* _Objective_:
Give back the full listing, character for character, with no pictures.

* _Records to use_:

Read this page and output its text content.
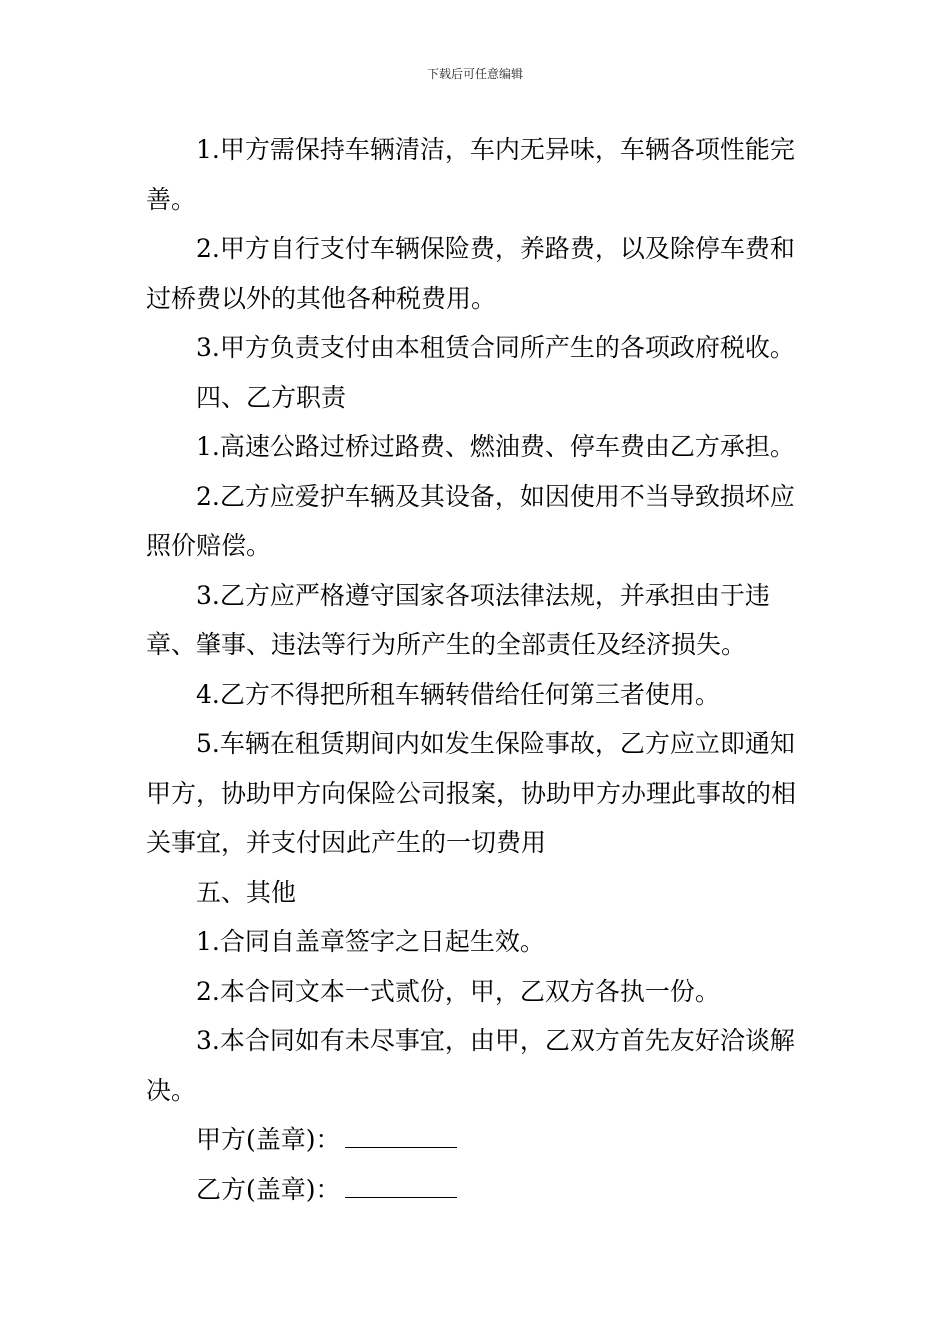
下载后可任意编辑

1.甲方需保持车辆清洁，车内无异味，车辆各项性能完善。

2.甲方自行支付车辆保险费，养路费，以及除停车费和过桥费以外的其他各种税费用。

3.甲方负责支付由本租赁合同所产生的各项政府税收。

四、乙方职责

1.高速公路过桥过路费、燃油费、停车费由乙方承担。

2.乙方应爱护车辆及其设备，如因使用不当导致损坏应照价赔偿。

3.乙方应严格遵守国家各项法律法规，并承担由于违章、肇事、违法等行为所产生的全部责任及经济损失。

4.乙方不得把所租车辆转借给任何第三者使用。

5.车辆在租赁期间内如发生保险事故，乙方应立即通知甲方，协助甲方向保险公司报案，协助甲方办理此事故的相关事宜，并支付因此产生的一切费用

五、其他

1.合同自盖章签字之日起生效。

2.本合同文本一式贰份，甲，乙双方各执一份。

3.本合同如有未尽事宜，由甲，乙双方首先友好洽谈解决。

甲方(盖章)：

乙方(盖章)：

* _Solved exercise_:
Read this page and output its text content.
下载后可任意编辑

1.甲方需保持车辆清洁，车内无异味，车辆各项性能完善。

2.甲方自行支付车辆保险费，养路费，以及除停车费和过桥费以外的其他各种税费用。

3.甲方负责支付由本租赁合同所产生的各项政府税收。

四、乙方职责

1.高速公路过桥过路费、燃油费、停车费由乙方承担。

2.乙方应爱护车辆及其设备，如因使用不当导致损坏应照价赔偿。

3.乙方应严格遵守国家各项法律法规，并承担由于违章、肇事、违法等行为所产生的全部责任及经济损失。

4.乙方不得把所租车辆转借给任何第三者使用。

5.车辆在租赁期间内如发生保险事故，乙方应立即通知甲方，协助甲方向保险公司报案，协助甲方办理此事故的相关事宜，并支付因此产生的一切费用

五、其他

1.合同自盖章签字之日起生效。

2.本合同文本一式贰份，甲，乙双方各执一份。

3.本合同如有未尽事宜，由甲，乙双方首先友好洽谈解决。

甲方(盖章)：

乙方(盖章)：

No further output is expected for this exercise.